[Materials provided]
============================================================

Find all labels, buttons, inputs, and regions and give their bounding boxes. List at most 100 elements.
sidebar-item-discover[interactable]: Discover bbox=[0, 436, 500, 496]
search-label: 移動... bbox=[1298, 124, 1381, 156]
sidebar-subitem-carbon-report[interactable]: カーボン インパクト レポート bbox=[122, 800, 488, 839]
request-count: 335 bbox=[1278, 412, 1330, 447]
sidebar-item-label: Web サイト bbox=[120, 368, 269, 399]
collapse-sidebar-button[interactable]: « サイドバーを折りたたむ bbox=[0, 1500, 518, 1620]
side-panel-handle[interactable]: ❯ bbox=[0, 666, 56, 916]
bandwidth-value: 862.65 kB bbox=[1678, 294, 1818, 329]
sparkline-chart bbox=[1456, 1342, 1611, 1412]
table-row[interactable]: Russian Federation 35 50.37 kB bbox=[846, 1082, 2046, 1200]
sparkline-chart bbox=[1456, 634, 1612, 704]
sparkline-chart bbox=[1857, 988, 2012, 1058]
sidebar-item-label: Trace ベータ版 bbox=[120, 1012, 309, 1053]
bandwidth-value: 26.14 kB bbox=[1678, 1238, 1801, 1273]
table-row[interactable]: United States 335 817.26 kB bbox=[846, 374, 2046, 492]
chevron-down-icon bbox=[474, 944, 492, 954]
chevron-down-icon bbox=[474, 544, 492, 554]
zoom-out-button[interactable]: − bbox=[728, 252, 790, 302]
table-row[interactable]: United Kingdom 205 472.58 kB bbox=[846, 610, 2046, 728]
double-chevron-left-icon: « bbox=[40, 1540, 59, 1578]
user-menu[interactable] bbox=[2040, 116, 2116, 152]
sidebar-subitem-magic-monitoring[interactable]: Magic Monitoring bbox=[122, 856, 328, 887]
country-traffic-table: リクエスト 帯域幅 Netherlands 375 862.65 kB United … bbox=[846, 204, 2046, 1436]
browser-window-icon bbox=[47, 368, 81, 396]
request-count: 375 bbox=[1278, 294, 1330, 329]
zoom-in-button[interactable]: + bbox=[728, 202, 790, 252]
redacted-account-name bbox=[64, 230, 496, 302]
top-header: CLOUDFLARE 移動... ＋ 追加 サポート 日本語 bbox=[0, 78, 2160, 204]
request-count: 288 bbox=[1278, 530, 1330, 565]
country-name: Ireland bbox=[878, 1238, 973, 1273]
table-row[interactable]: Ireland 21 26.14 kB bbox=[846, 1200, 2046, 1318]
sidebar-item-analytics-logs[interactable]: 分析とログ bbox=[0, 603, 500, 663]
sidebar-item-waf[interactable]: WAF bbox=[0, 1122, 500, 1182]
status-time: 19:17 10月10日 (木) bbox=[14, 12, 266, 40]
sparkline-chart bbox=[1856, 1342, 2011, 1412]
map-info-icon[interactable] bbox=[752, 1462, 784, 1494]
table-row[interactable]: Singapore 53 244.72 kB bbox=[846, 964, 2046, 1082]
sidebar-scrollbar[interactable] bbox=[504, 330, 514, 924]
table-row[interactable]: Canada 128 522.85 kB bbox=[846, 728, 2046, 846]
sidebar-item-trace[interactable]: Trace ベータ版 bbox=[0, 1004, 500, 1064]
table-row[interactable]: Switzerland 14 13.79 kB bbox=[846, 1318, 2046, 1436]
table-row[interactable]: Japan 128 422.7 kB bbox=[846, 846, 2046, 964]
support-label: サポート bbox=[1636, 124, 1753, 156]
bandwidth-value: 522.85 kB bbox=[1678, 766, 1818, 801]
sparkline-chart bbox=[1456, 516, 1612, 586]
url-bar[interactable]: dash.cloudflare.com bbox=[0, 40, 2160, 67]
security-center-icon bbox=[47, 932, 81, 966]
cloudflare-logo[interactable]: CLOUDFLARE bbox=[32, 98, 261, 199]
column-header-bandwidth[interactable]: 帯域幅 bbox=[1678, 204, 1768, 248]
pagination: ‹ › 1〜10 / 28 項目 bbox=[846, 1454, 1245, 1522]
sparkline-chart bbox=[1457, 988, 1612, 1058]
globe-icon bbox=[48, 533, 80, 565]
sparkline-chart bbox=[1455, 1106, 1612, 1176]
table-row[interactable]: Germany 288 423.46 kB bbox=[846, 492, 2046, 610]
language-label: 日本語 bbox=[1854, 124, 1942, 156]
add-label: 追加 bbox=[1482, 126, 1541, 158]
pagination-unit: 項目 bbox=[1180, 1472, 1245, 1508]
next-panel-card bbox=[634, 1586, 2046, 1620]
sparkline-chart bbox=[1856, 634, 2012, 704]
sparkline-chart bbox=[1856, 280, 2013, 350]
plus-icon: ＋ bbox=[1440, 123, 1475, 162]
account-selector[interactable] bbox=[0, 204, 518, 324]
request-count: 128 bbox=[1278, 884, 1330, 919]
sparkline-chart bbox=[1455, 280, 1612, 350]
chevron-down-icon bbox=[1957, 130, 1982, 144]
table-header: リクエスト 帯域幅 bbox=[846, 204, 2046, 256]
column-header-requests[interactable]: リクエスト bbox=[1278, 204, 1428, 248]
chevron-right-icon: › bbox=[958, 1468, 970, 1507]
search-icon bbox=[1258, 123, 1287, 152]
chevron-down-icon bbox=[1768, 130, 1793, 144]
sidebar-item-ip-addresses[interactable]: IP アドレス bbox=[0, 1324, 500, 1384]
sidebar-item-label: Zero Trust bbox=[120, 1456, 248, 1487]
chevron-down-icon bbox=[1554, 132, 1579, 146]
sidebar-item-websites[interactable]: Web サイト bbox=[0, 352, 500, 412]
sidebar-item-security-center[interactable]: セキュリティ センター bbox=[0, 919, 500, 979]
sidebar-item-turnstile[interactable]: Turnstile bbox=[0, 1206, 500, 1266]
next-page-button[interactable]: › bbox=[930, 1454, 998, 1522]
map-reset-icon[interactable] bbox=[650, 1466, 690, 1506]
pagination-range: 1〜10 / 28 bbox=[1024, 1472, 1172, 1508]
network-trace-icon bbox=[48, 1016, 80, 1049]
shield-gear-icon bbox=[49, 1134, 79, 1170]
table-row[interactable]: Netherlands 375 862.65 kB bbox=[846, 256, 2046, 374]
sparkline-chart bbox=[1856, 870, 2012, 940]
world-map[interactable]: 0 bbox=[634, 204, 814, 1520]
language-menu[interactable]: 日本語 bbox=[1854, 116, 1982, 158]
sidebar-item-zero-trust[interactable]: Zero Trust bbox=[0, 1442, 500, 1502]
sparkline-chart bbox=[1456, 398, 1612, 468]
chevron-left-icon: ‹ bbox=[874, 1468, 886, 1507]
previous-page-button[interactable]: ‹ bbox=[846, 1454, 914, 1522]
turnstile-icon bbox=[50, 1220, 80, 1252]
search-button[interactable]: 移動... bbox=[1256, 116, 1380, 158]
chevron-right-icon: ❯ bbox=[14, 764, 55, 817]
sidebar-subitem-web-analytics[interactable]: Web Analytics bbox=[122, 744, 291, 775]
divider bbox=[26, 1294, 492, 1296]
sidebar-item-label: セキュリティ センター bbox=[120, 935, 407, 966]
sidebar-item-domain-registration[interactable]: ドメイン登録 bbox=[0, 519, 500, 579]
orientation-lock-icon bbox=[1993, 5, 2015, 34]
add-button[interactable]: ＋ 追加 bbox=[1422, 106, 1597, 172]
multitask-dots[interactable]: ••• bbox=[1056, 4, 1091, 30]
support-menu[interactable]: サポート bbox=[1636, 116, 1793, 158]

============================================================

[What the exercise asks] Reproduce verbatim everything from the first of the lines above down to and including the line that contains "sparkline-chart bbox=[1857, 988, 2012, 1058]".

[Task result]
Find all labels, buttons, inputs, and regions and give their bounding boxes. List at most 100 elements.
sidebar-item-discover[interactable]: Discover bbox=[0, 436, 500, 496]
search-label: 移動... bbox=[1298, 124, 1381, 156]
sidebar-subitem-carbon-report[interactable]: カーボン インパクト レポート bbox=[122, 800, 488, 839]
request-count: 335 bbox=[1278, 412, 1330, 447]
sidebar-item-label: Web サイト bbox=[120, 368, 269, 399]
collapse-sidebar-button[interactable]: « サイドバーを折りたたむ bbox=[0, 1500, 518, 1620]
side-panel-handle[interactable]: ❯ bbox=[0, 666, 56, 916]
bandwidth-value: 862.65 kB bbox=[1678, 294, 1818, 329]
sparkline-chart bbox=[1456, 1342, 1611, 1412]
table-row[interactable]: Russian Federation 35 50.37 kB bbox=[846, 1082, 2046, 1200]
sparkline-chart bbox=[1456, 634, 1612, 704]
sparkline-chart bbox=[1857, 988, 2012, 1058]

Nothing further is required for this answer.